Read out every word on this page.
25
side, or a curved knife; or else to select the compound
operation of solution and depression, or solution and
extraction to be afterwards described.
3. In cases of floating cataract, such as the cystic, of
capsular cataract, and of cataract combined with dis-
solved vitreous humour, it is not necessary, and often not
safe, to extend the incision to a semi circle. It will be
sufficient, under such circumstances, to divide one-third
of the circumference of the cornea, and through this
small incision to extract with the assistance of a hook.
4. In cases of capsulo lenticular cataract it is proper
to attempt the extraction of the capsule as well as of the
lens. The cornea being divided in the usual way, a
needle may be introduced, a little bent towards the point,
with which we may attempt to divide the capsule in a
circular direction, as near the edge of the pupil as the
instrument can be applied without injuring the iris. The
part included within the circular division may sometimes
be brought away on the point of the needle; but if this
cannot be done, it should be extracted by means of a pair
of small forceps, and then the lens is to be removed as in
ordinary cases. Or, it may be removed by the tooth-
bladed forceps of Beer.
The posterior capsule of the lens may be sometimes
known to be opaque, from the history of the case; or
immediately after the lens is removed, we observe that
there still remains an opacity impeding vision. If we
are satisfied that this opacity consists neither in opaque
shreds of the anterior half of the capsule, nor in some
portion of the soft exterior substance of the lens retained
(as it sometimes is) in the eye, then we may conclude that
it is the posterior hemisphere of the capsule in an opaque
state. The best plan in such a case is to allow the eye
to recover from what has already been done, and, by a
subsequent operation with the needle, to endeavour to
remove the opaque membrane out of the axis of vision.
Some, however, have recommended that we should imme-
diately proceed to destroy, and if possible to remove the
..........
• Exercise prompt: Return the listing above word for word.

• Output for this exercise:
Read out every word on this page.
25
side, or a curved knife; or else to select the compound
operation of solution and depression, or solution and
extraction to be afterwards described.
3. In cases of floating cataract, such as the cystic, of
capsular cataract, and of cataract combined with dis-
solved vitreous humour, it is not necessary, and often not
safe, to extend the incision to a semi circle. It will be
sufficient, under such circumstances, to divide one-third
of the circumference of the cornea, and through this
small incision to extract with the assistance of a hook.
4. In cases of capsulo lenticular cataract it is proper
to attempt the extraction of the capsule as well as of the
lens. The cornea being divided in the usual way, a
needle may be introduced, a little bent towards the point,
with which we may attempt to divide the capsule in a
circular direction, as near the edge of the pupil as the
instrument can be applied without injuring the iris. The
part included within the circular division may sometimes
be brought away on the point of the needle; but if this
cannot be done, it should be extracted by means of a pair
of small forceps, and then the lens is to be removed as in
ordinary cases. Or, it may be removed by the tooth-
bladed forceps of Beer.
The posterior capsule of the lens may be sometimes
known to be opaque, from the history of the case; or
immediately after the lens is removed, we observe that
there still remains an opacity impeding vision. If we
are satisfied that this opacity consists neither in opaque
shreds of the anterior half of the capsule, nor in some
portion of the soft exterior substance of the lens retained
(as it sometimes is) in the eye, then we may conclude that
it is the posterior hemisphere of the capsule in an opaque
state. The best plan in such a case is to allow the eye
to recover from what has already been done, and, by a
subsequent operation with the needle, to endeavour to
remove the opaque membrane out of the axis of vision.
Some, however, have recommended that we should imme-
diately proceed to destroy, and if possible to remove the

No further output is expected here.